- _Data provided_
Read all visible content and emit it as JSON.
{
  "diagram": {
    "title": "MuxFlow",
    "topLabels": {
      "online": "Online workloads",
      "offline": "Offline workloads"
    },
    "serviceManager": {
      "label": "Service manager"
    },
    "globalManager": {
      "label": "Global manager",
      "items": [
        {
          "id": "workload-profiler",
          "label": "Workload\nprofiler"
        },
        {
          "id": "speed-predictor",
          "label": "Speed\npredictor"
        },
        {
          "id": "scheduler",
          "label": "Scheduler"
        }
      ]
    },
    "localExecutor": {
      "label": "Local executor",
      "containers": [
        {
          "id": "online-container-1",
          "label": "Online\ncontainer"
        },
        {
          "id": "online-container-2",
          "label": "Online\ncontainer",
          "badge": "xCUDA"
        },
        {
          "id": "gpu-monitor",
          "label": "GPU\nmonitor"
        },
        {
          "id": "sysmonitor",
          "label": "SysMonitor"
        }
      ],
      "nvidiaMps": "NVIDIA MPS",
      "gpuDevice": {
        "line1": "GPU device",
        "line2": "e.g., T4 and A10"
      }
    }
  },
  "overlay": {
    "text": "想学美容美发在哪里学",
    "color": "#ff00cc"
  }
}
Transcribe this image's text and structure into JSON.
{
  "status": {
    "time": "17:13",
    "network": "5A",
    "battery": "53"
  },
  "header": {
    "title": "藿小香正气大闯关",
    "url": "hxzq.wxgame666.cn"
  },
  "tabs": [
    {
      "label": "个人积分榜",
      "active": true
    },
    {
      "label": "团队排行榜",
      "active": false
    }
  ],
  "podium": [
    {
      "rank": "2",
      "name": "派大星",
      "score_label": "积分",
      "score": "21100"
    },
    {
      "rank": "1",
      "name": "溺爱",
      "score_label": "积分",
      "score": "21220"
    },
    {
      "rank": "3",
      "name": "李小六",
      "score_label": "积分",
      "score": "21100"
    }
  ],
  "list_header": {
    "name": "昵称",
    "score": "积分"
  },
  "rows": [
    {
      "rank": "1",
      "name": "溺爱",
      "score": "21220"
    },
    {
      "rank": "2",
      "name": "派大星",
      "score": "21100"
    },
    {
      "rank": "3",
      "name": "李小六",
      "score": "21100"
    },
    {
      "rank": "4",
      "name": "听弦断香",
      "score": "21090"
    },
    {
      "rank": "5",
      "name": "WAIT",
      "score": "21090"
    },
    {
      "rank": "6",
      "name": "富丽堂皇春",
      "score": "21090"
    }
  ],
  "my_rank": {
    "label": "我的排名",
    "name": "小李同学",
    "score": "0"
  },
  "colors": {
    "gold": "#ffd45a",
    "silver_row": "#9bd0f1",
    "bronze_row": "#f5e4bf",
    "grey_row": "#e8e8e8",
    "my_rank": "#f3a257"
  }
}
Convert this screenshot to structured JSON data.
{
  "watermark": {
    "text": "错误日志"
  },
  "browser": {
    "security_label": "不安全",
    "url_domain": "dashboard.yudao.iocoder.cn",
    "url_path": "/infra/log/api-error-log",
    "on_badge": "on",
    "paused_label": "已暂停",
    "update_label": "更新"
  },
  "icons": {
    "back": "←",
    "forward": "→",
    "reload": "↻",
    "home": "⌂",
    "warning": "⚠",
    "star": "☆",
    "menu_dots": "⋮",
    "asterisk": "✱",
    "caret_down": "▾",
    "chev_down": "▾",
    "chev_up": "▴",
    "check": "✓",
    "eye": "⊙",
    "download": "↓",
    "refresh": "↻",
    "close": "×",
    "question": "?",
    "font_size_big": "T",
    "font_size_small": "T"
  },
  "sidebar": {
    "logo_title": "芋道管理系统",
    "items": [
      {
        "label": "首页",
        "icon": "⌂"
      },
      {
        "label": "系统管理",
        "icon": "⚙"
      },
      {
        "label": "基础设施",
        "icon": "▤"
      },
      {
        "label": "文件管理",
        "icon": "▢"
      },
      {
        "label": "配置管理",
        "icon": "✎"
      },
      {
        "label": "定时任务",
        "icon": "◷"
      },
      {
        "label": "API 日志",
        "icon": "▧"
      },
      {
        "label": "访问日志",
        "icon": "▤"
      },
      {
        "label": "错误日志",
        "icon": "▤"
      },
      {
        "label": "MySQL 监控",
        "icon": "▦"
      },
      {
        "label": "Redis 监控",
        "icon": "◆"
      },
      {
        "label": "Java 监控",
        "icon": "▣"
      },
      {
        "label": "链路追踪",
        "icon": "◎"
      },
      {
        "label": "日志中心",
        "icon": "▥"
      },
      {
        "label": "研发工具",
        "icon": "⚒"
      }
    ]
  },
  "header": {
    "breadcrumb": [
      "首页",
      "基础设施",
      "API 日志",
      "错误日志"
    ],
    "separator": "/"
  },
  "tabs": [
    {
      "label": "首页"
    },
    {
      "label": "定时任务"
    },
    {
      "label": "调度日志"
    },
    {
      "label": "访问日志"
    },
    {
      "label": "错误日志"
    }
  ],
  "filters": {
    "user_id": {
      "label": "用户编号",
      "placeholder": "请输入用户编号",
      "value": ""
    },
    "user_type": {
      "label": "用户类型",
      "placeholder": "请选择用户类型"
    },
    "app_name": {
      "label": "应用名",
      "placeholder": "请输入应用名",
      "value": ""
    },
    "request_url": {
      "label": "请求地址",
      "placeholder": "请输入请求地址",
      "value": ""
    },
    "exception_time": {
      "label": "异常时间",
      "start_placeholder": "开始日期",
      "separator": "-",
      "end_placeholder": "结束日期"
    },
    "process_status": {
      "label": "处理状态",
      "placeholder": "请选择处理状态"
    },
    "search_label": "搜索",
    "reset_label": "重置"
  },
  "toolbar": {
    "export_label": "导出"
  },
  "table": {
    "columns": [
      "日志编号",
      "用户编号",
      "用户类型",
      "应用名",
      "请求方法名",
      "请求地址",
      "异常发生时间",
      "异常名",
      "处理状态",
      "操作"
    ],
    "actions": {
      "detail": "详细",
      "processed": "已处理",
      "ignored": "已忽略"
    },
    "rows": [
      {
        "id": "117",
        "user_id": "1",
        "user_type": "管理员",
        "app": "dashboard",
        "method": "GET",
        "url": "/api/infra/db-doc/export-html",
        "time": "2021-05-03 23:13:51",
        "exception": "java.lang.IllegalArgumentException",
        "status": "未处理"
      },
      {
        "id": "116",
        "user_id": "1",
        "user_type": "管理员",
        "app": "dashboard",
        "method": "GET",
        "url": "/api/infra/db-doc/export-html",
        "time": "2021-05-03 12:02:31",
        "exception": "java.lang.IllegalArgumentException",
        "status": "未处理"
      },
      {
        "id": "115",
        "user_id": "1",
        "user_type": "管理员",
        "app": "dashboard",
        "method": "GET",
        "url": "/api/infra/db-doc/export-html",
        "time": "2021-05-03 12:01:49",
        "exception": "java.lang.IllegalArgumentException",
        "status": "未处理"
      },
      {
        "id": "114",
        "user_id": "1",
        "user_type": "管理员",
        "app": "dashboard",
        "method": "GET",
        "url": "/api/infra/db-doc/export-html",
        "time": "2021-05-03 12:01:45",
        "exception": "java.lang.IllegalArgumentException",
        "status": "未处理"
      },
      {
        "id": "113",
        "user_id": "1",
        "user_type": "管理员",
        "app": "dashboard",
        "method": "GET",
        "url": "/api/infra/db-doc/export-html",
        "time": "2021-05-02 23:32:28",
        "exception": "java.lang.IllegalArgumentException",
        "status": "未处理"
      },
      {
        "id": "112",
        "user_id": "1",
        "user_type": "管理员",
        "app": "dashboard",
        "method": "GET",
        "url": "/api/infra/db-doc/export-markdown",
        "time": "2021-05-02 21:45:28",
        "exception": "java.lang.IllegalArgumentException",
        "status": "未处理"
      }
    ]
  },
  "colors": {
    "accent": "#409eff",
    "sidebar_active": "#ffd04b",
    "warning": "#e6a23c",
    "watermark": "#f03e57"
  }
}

- _Directive_
Check each line of the records for the string "this" and state how many lines contain it. Give only the number.

- _Output below_
2